- _STORED RECORDS_

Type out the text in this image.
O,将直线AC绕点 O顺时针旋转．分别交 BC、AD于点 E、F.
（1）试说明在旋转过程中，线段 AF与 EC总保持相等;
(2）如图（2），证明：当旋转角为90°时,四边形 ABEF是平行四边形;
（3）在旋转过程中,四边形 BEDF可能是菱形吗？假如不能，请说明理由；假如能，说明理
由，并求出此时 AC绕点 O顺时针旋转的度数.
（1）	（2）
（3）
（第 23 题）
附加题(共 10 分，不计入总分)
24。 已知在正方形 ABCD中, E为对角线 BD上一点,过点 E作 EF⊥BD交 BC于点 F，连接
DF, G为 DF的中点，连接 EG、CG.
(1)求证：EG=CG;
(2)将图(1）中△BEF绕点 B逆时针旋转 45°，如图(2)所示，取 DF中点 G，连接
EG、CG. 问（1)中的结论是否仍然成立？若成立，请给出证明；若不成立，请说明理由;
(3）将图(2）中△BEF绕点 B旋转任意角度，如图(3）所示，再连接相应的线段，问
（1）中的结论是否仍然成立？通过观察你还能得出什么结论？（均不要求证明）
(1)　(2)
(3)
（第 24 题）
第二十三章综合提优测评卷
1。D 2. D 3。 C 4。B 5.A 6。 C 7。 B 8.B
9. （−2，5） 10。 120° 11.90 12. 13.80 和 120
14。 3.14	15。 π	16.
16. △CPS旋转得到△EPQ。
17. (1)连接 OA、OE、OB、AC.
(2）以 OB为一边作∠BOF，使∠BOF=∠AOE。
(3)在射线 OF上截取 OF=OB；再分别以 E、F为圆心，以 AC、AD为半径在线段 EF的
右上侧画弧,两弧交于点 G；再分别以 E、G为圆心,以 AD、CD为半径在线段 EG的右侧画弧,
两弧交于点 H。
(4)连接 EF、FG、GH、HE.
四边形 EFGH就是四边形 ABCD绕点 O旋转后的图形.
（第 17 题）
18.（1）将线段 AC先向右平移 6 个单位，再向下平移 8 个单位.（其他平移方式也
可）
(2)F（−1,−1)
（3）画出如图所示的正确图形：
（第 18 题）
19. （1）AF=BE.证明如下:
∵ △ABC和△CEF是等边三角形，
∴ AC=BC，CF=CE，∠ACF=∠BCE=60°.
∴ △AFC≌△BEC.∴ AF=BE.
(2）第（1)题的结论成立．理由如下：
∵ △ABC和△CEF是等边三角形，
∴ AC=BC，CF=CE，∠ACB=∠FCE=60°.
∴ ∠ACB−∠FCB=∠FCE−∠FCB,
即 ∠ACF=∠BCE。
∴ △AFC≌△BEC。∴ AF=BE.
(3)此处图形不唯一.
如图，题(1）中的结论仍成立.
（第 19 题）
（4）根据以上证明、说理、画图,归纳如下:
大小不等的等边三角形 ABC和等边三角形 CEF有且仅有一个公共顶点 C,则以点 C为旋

- _PROBLEM REQUIREMENTS_
Return all of the above records exactly, leaving no line out.

- _SOLUTION BELOW_
Type out the text in this image.
O,将直线AC绕点 O顺时针旋转．分别交 BC、AD于点 E、F.
（1）试说明在旋转过程中，线段 AF与 EC总保持相等;
(2）如图（2），证明：当旋转角为90°时,四边形 ABEF是平行四边形;
（3）在旋转过程中,四边形 BEDF可能是菱形吗？假如不能，请说明理由；假如能，说明理
由，并求出此时 AC绕点 O顺时针旋转的度数.
（1）	（2）
（3）
（第 23 题）
附加题(共 10 分，不计入总分)
24。 已知在正方形 ABCD中, E为对角线 BD上一点,过点 E作 EF⊥BD交 BC于点 F，连接
DF, G为 DF的中点，连接 EG、CG.
(1)求证：EG=CG;
(2)将图(1）中△BEF绕点 B逆时针旋转 45°，如图(2)所示，取 DF中点 G，连接
EG、CG. 问（1)中的结论是否仍然成立？若成立，请给出证明；若不成立，请说明理由;
(3）将图(2）中△BEF绕点 B旋转任意角度，如图(3）所示，再连接相应的线段，问
（1）中的结论是否仍然成立？通过观察你还能得出什么结论？（均不要求证明）
(1)　(2)
(3)
（第 24 题）
第二十三章综合提优测评卷
1。D 2. D 3。 C 4。B 5.A 6。 C 7。 B 8.B
9. （−2，5） 10。 120° 11.90 12. 13.80 和 120
14。 3.14	15。 π	16.
16. △CPS旋转得到△EPQ。
17. (1)连接 OA、OE、OB、AC.
(2）以 OB为一边作∠BOF，使∠BOF=∠AOE。
(3)在射线 OF上截取 OF=OB；再分别以 E、F为圆心，以 AC、AD为半径在线段 EF的
右上侧画弧,两弧交于点 G；再分别以 E、G为圆心,以 AD、CD为半径在线段 EG的右侧画弧,
两弧交于点 H。
(4)连接 EF、FG、GH、HE.
四边形 EFGH就是四边形 ABCD绕点 O旋转后的图形.
（第 17 题）
18.（1）将线段 AC先向右平移 6 个单位，再向下平移 8 个单位.（其他平移方式也
可）
(2)F（−1,−1)
（3）画出如图所示的正确图形：
（第 18 题）
19. （1）AF=BE.证明如下:
∵ △ABC和△CEF是等边三角形，
∴ AC=BC，CF=CE，∠ACF=∠BCE=60°.
∴ △AFC≌△BEC.∴ AF=BE.
(2）第（1)题的结论成立．理由如下：
∵ △ABC和△CEF是等边三角形，
∴ AC=BC，CF=CE，∠ACB=∠FCE=60°.
∴ ∠ACB−∠FCB=∠FCE−∠FCB,
即 ∠ACF=∠BCE。
∴ △AFC≌△BEC。∴ AF=BE.
(3)此处图形不唯一.
如图，题(1）中的结论仍成立.
（第 19 题）
（4）根据以上证明、说理、画图,归纳如下:
大小不等的等边三角形 ABC和等边三角形 CEF有且仅有一个公共顶点 C,则以点 C为旋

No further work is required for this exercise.